» **Objective**: Print all the entries verbatim.

╔══

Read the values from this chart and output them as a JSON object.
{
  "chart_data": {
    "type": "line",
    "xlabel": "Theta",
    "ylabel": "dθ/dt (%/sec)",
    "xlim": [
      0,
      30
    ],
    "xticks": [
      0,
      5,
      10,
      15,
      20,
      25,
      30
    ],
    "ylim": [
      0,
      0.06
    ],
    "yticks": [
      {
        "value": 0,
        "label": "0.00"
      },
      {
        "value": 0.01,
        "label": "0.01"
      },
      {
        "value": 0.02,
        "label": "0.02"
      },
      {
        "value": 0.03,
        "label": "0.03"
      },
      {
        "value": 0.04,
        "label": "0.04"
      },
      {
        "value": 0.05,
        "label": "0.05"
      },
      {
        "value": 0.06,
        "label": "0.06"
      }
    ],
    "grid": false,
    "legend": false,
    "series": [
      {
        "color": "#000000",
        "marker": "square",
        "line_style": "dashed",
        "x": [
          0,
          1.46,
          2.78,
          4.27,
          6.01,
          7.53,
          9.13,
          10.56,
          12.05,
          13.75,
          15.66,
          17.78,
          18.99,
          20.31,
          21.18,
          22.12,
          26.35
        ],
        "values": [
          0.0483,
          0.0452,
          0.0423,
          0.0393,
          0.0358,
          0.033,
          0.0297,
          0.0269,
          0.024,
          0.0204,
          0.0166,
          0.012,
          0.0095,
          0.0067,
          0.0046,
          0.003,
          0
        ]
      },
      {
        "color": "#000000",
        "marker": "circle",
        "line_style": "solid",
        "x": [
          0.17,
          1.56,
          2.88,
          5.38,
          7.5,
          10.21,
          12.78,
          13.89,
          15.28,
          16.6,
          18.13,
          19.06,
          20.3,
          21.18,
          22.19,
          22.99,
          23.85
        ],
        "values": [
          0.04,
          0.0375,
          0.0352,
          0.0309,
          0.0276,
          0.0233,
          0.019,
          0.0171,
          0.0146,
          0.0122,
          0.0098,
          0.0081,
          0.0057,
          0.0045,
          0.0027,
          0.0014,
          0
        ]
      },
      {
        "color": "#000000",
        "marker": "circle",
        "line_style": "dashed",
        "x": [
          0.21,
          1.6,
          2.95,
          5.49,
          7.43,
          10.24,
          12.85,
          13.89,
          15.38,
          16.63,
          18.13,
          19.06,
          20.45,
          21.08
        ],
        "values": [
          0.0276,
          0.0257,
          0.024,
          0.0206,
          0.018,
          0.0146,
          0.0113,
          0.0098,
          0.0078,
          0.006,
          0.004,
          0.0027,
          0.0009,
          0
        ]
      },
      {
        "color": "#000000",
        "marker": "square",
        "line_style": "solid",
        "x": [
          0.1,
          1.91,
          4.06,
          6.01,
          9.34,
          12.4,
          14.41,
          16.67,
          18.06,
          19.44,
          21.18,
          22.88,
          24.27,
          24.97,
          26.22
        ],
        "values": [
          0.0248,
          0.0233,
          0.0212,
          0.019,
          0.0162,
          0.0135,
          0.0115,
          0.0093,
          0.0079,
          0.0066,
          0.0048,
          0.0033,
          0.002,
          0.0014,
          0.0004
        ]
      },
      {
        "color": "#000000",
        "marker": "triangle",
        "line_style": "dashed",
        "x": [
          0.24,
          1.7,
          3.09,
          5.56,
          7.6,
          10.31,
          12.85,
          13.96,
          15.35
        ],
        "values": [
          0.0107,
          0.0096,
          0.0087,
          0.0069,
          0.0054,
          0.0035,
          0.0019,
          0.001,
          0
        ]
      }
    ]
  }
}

╚══

» **Correct result**:
Read the values from this chart and output them as a JSON object.
{
  "chart_data": {
    "type": "line",
    "xlabel": "Theta",
    "ylabel": "dθ/dt (%/sec)",
    "xlim": [
      0,
      30
    ],
    "xticks": [
      0,
      5,
      10,
      15,
      20,
      25,
      30
    ],
    "ylim": [
      0,
      0.06
    ],
    "yticks": [
      {
        "value": 0,
        "label": "0.00"
      },
      {
        "value": 0.01,
        "label": "0.01"
      },
      {
        "value": 0.02,
        "label": "0.02"
      },
      {
        "value": 0.03,
        "label": "0.03"
      },
      {
        "value": 0.04,
        "label": "0.04"
      },
      {
        "value": 0.05,
        "label": "0.05"
      },
      {
        "value": 0.06,
        "label": "0.06"
      }
    ],
    "grid": false,
    "legend": false,
    "series": [
      {
        "color": "#000000",
        "marker": "square",
        "line_style": "dashed",
        "x": [
          0,
          1.46,
          2.78,
          4.27,
          6.01,
          7.53,
          9.13,
          10.56,
          12.05,
          13.75,
          15.66,
          17.78,
          18.99,
          20.31,
          21.18,
          22.12,
          26.35
        ],
        "values": [
          0.0483,
          0.0452,
          0.0423,
          0.0393,
          0.0358,
          0.033,
          0.0297,
          0.0269,
          0.024,
          0.0204,
          0.0166,
          0.012,
          0.0095,
          0.0067,
          0.0046,
          0.003,
          0
        ]
      },
      {
        "color": "#000000",
        "marker": "circle",
        "line_style": "solid",
        "x": [
          0.17,
          1.56,
          2.88,
          5.38,
          7.5,
          10.21,
          12.78,
          13.89,
          15.28,
          16.6,
          18.13,
          19.06,
          20.3,
          21.18,
          22.19,
          22.99,
          23.85
        ],
        "values": [
          0.04,
          0.0375,
          0.0352,
          0.0309,
          0.0276,
          0.0233,
          0.019,
          0.0171,
          0.0146,
          0.0122,
          0.0098,
          0.0081,
          0.0057,
          0.0045,
          0.0027,
          0.0014,
          0
        ]
      },
      {
        "color": "#000000",
        "marker": "circle",
        "line_style": "dashed",
        "x": [
          0.21,
          1.6,
          2.95,
          5.49,
          7.43,
          10.24,
          12.85,
          13.89,
          15.38,
          16.63,
          18.13,
          19.06,
          20.45,
          21.08
        ],
        "values": [
          0.0276,
          0.0257,
          0.024,
          0.0206,
          0.018,
          0.0146,
          0.0113,
          0.0098,
          0.0078,
          0.006,
          0.004,
          0.0027,
          0.0009,
          0
        ]
      },
      {
        "color": "#000000",
        "marker": "square",
        "line_style": "solid",
        "x": [
          0.1,
          1.91,
          4.06,
          6.01,
          9.34,
          12.4,
          14.41,
          16.67,
          18.06,
          19.44,
          21.18,
          22.88,
          24.27,
          24.97,
          26.22
        ],
        "values": [
          0.0248,
          0.0233,
          0.0212,
          0.019,
          0.0162,
          0.0135,
          0.0115,
          0.0093,
          0.0079,
          0.0066,
          0.0048,
          0.0033,
          0.002,
          0.0014,
          0.0004
        ]
      },
      {
        "color": "#000000",
        "marker": "triangle",
        "line_style": "dashed",
        "x": [
          0.24,
          1.7,
          3.09,
          5.56,
          7.6,
          10.31,
          12.85,
          13.96,
          15.35
        ],
        "values": [
          0.0107,
          0.0096,
          0.0087,
          0.0069,
          0.0054,
          0.0035,
          0.0019,
          0.001,
          0
        ]
      }
    ]
  }
}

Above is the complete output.